• **WORK REQUIRED**
Below are records to repeat exactly. Omit the pictures from the copy.

• **RECORDS SUPPLIED**
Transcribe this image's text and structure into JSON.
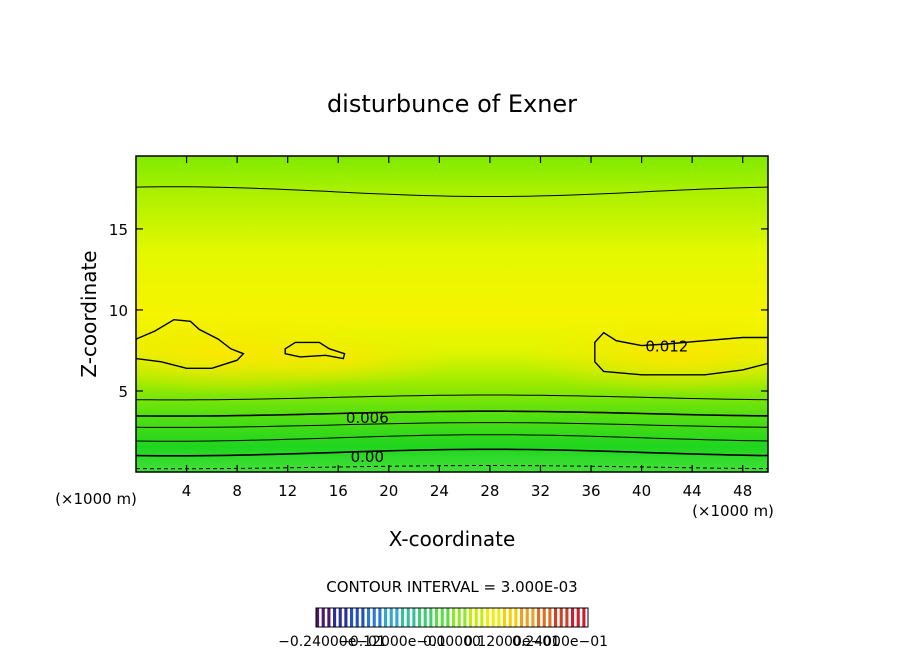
{
  "chart_data": {
    "type": "contour",
    "title": "disturbunce of Exner",
    "xlabel": "X-coordinate",
    "ylabel": "Z-coordinate",
    "x_unit_left": "(×1000 m)",
    "x_unit_right": "(×1000 m)",
    "xlim": [
      0,
      50
    ],
    "ylim": [
      0,
      19.5
    ],
    "x_ticks": [
      4,
      8,
      12,
      16,
      20,
      24,
      28,
      32,
      36,
      40,
      44,
      48
    ],
    "y_ticks": [
      5,
      10,
      15
    ],
    "contour_interval_text": "CONTOUR INTERVAL = 3.000E-03",
    "contour_labels": [
      {
        "text": "0.012",
        "x": 42,
        "y": 7.8
      },
      {
        "text": "0.006",
        "x": 18.3,
        "y": 3.4
      },
      {
        "text": "0.00",
        "x": 18.3,
        "y": 1.0
      }
    ],
    "colorbar_tick_text": "−0.24000e−01",
    "colorbar_overlap_text": "−0.12000e−01",
    "colorbar_mid_text": "0.00000",
    "colorbar_right_text": "0.12000e−01",
    "colorbar_end_text": "0.24000e−01"
  },
  "colors": {
    "field_top": "#7fec00",
    "field_mid": "#f6f600",
    "field_bottom": "#16d61c",
    "contour": "#000000"
  }
}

• **ANSWER BELOW**
Transcribe this image's text and structure into JSON.
{
  "chart_data": {
    "type": "contour",
    "title": "disturbunce of Exner",
    "xlabel": "X-coordinate",
    "ylabel": "Z-coordinate",
    "x_unit_left": "(×1000 m)",
    "x_unit_right": "(×1000 m)",
    "xlim": [
      0,
      50
    ],
    "ylim": [
      0,
      19.5
    ],
    "x_ticks": [
      4,
      8,
      12,
      16,
      20,
      24,
      28,
      32,
      36,
      40,
      44,
      48
    ],
    "y_ticks": [
      5,
      10,
      15
    ],
    "contour_interval_text": "CONTOUR INTERVAL = 3.000E-03",
    "contour_labels": [
      {
        "text": "0.012",
        "x": 42,
        "y": 7.8
      },
      {
        "text": "0.006",
        "x": 18.3,
        "y": 3.4
      },
      {
        "text": "0.00",
        "x": 18.3,
        "y": 1.0
      }
    ],
    "colorbar_tick_text": "−0.24000e−01",
    "colorbar_overlap_text": "−0.12000e−01",
    "colorbar_mid_text": "0.00000",
    "colorbar_right_text": "0.12000e−01",
    "colorbar_end_text": "0.24000e−01"
  },
  "colors": {
    "field_top": "#7fec00",
    "field_mid": "#f6f600",
    "field_bottom": "#16d61c",
    "contour": "#000000"
  }
}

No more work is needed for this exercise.